What you have to do. Rewrite each of the records below, replacing "point" with "marker" wherever it occurs and leaving everything else unchanged.

::::::::

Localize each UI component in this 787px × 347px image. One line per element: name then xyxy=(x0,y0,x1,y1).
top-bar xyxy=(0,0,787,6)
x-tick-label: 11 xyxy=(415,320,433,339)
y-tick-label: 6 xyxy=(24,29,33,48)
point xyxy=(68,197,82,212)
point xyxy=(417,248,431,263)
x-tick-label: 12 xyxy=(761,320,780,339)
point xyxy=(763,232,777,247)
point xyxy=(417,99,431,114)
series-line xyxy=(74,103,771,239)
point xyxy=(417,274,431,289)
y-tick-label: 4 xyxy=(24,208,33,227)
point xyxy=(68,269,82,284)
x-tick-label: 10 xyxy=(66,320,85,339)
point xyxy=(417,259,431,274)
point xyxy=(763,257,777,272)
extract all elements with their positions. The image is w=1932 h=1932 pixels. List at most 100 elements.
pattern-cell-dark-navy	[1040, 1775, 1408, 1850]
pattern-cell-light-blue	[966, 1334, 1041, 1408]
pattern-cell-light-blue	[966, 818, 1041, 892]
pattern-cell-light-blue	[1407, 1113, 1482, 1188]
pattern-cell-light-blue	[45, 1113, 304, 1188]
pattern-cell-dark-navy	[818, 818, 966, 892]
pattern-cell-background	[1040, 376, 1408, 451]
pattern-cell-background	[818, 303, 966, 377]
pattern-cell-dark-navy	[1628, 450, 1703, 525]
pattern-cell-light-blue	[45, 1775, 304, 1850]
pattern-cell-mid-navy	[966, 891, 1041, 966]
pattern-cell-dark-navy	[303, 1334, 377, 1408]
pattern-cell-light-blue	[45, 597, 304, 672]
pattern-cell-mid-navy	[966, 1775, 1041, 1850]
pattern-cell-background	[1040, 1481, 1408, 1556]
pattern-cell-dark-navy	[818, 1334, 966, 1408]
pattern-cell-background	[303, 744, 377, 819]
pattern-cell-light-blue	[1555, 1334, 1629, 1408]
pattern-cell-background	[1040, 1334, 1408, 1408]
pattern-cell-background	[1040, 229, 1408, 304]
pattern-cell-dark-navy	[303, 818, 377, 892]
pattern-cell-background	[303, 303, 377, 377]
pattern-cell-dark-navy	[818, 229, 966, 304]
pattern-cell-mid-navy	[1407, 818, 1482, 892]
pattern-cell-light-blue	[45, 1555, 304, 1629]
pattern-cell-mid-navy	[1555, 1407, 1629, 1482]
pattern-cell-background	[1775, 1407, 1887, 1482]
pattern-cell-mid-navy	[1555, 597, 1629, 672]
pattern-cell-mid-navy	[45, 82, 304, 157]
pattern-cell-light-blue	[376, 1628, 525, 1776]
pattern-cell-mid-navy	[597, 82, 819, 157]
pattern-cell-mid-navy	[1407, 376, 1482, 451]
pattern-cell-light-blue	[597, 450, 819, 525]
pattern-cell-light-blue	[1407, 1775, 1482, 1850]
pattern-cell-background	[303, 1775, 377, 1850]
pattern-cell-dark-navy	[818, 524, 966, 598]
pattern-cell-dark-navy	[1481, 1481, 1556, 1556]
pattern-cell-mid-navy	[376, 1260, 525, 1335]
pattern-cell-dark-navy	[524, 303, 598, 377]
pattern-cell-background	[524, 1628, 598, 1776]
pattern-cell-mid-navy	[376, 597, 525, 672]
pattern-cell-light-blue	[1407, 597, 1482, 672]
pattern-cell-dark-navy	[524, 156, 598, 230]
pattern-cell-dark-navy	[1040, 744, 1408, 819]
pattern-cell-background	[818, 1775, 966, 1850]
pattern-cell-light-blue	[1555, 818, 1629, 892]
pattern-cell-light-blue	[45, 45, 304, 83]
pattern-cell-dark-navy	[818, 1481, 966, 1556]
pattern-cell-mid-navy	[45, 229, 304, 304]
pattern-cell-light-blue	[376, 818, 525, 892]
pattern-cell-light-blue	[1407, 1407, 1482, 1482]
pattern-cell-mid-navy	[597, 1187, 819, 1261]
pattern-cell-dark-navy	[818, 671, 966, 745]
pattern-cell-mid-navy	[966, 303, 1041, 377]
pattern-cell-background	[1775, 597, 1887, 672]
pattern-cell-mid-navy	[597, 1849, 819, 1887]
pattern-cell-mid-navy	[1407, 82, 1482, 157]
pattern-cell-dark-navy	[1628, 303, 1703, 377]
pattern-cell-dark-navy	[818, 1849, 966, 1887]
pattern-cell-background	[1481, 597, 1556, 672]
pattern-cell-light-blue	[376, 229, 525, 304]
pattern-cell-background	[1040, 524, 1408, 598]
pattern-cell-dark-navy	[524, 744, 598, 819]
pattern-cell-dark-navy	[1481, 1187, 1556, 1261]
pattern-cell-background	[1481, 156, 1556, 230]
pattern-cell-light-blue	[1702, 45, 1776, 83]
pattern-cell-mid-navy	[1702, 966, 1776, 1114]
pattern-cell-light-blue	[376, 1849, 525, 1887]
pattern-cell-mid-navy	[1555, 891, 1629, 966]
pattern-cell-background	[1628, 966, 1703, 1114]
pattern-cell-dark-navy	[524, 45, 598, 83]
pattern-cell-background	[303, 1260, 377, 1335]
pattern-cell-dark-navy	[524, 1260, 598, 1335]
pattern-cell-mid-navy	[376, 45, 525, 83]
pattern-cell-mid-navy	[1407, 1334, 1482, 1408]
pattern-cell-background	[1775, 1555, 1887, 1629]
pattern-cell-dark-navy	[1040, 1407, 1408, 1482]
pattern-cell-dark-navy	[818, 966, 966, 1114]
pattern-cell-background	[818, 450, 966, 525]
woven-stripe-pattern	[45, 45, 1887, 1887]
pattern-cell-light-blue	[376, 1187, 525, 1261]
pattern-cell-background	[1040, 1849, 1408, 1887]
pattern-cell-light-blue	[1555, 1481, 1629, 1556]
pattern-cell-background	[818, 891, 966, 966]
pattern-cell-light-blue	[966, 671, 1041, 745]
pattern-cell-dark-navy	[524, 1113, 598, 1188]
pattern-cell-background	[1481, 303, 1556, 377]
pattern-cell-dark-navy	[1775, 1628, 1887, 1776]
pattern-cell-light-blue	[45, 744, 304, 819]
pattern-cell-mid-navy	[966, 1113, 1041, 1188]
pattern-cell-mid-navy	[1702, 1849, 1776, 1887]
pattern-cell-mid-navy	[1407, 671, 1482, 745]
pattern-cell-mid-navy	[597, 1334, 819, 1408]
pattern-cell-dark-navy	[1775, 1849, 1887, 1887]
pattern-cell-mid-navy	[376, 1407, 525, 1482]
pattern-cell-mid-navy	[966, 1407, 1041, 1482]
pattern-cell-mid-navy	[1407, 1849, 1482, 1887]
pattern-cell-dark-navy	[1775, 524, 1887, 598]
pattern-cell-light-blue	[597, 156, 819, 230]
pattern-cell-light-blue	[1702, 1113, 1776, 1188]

::::::::

Exercise result.
Localize each UI component in this 787px × 347px image. One line per element: name then xyxy=(x0,y0,x1,y1).
top-bar xyxy=(0,0,787,6)
x-tick-label: 11 xyxy=(415,320,433,339)
y-tick-label: 6 xyxy=(24,29,33,48)
marker xyxy=(68,197,82,212)
marker xyxy=(417,248,431,263)
x-tick-label: 12 xyxy=(761,320,780,339)
marker xyxy=(763,232,777,247)
marker xyxy=(417,99,431,114)
series-line xyxy=(74,103,771,239)
marker xyxy=(417,274,431,289)
y-tick-label: 4 xyxy=(24,208,33,227)
marker xyxy=(68,269,82,284)
x-tick-label: 10 xyxy=(66,320,85,339)
marker xyxy=(417,259,431,274)
marker xyxy=(763,257,777,272)
extract all elements with their positions. The image is w=1932 h=1932 pixels. List at most 100 elements.
pattern-cell-dark-navy	[1040, 1775, 1408, 1850]
pattern-cell-light-blue	[966, 1334, 1041, 1408]
pattern-cell-light-blue	[966, 818, 1041, 892]
pattern-cell-light-blue	[1407, 1113, 1482, 1188]
pattern-cell-light-blue	[45, 1113, 304, 1188]
pattern-cell-dark-navy	[818, 818, 966, 892]
pattern-cell-background	[1040, 376, 1408, 451]
pattern-cell-background	[818, 303, 966, 377]
pattern-cell-dark-navy	[1628, 450, 1703, 525]
pattern-cell-light-blue	[45, 1775, 304, 1850]
pattern-cell-mid-navy	[966, 891, 1041, 966]
pattern-cell-dark-navy	[303, 1334, 377, 1408]
pattern-cell-light-blue	[45, 597, 304, 672]
pattern-cell-mid-navy	[966, 1775, 1041, 1850]
pattern-cell-background	[1040, 1481, 1408, 1556]
pattern-cell-dark-navy	[818, 1334, 966, 1408]
pattern-cell-background	[303, 744, 377, 819]
pattern-cell-light-blue	[1555, 1334, 1629, 1408]
pattern-cell-background	[1040, 1334, 1408, 1408]
pattern-cell-background	[1040, 229, 1408, 304]
pattern-cell-dark-navy	[303, 818, 377, 892]
pattern-cell-background	[303, 303, 377, 377]
pattern-cell-dark-navy	[818, 229, 966, 304]
pattern-cell-mid-navy	[1407, 818, 1482, 892]
pattern-cell-light-blue	[45, 1555, 304, 1629]
pattern-cell-mid-navy	[1555, 1407, 1629, 1482]
pattern-cell-background	[1775, 1407, 1887, 1482]
pattern-cell-mid-navy	[1555, 597, 1629, 672]
pattern-cell-mid-navy	[45, 82, 304, 157]
pattern-cell-light-blue	[376, 1628, 525, 1776]
pattern-cell-mid-navy	[597, 82, 819, 157]
pattern-cell-mid-navy	[1407, 376, 1482, 451]
pattern-cell-light-blue	[597, 450, 819, 525]
pattern-cell-light-blue	[1407, 1775, 1482, 1850]
pattern-cell-background	[303, 1775, 377, 1850]
pattern-cell-dark-navy	[818, 524, 966, 598]
pattern-cell-dark-navy	[1481, 1481, 1556, 1556]
pattern-cell-mid-navy	[376, 1260, 525, 1335]
pattern-cell-dark-navy	[524, 303, 598, 377]
pattern-cell-background	[524, 1628, 598, 1776]
pattern-cell-mid-navy	[376, 597, 525, 672]
pattern-cell-light-blue	[1407, 597, 1482, 672]
pattern-cell-dark-navy	[524, 156, 598, 230]
pattern-cell-dark-navy	[1040, 744, 1408, 819]
pattern-cell-background	[818, 1775, 966, 1850]
pattern-cell-light-blue	[1555, 818, 1629, 892]
pattern-cell-light-blue	[45, 45, 304, 83]
pattern-cell-dark-navy	[818, 1481, 966, 1556]
pattern-cell-mid-navy	[45, 229, 304, 304]
pattern-cell-light-blue	[376, 818, 525, 892]
pattern-cell-light-blue	[1407, 1407, 1482, 1482]
pattern-cell-mid-navy	[597, 1187, 819, 1261]
pattern-cell-dark-navy	[818, 671, 966, 745]
pattern-cell-mid-navy	[966, 303, 1041, 377]
pattern-cell-background	[1775, 597, 1887, 672]
pattern-cell-mid-navy	[597, 1849, 819, 1887]
pattern-cell-mid-navy	[1407, 82, 1482, 157]
pattern-cell-dark-navy	[1628, 303, 1703, 377]
pattern-cell-dark-navy	[818, 1849, 966, 1887]
pattern-cell-background	[1481, 597, 1556, 672]
pattern-cell-light-blue	[376, 229, 525, 304]
pattern-cell-background	[1040, 524, 1408, 598]
pattern-cell-dark-navy	[524, 744, 598, 819]
pattern-cell-dark-navy	[1481, 1187, 1556, 1261]
pattern-cell-background	[1481, 156, 1556, 230]
pattern-cell-light-blue	[1702, 45, 1776, 83]
pattern-cell-mid-navy	[1702, 966, 1776, 1114]
pattern-cell-light-blue	[376, 1849, 525, 1887]
pattern-cell-mid-navy	[1555, 891, 1629, 966]
pattern-cell-background	[1628, 966, 1703, 1114]
pattern-cell-dark-navy	[524, 45, 598, 83]
pattern-cell-background	[303, 1260, 377, 1335]
pattern-cell-dark-navy	[524, 1260, 598, 1335]
pattern-cell-mid-navy	[376, 45, 525, 83]
pattern-cell-mid-navy	[1407, 1334, 1482, 1408]
pattern-cell-background	[1775, 1555, 1887, 1629]
pattern-cell-dark-navy	[1040, 1407, 1408, 1482]
pattern-cell-dark-navy	[818, 966, 966, 1114]
pattern-cell-background	[818, 450, 966, 525]
woven-stripe-pattern	[45, 45, 1887, 1887]
pattern-cell-light-blue	[376, 1187, 525, 1261]
pattern-cell-background	[1040, 1849, 1408, 1887]
pattern-cell-light-blue	[1555, 1481, 1629, 1556]
pattern-cell-background	[818, 891, 966, 966]
pattern-cell-light-blue	[966, 671, 1041, 745]
pattern-cell-dark-navy	[524, 1113, 598, 1188]
pattern-cell-background	[1481, 303, 1556, 377]
pattern-cell-dark-navy	[1775, 1628, 1887, 1776]
pattern-cell-light-blue	[45, 744, 304, 819]
pattern-cell-mid-navy	[966, 1113, 1041, 1188]
pattern-cell-mid-navy	[1702, 1849, 1776, 1887]
pattern-cell-mid-navy	[1407, 671, 1482, 745]
pattern-cell-mid-navy	[597, 1334, 819, 1408]
pattern-cell-dark-navy	[1775, 1849, 1887, 1887]
pattern-cell-mid-navy	[376, 1407, 525, 1482]
pattern-cell-mid-navy	[966, 1407, 1041, 1482]
pattern-cell-mid-navy	[1407, 1849, 1482, 1887]
pattern-cell-dark-navy	[1775, 524, 1887, 598]
pattern-cell-light-blue	[597, 156, 819, 230]
pattern-cell-light-blue	[1702, 1113, 1776, 1188]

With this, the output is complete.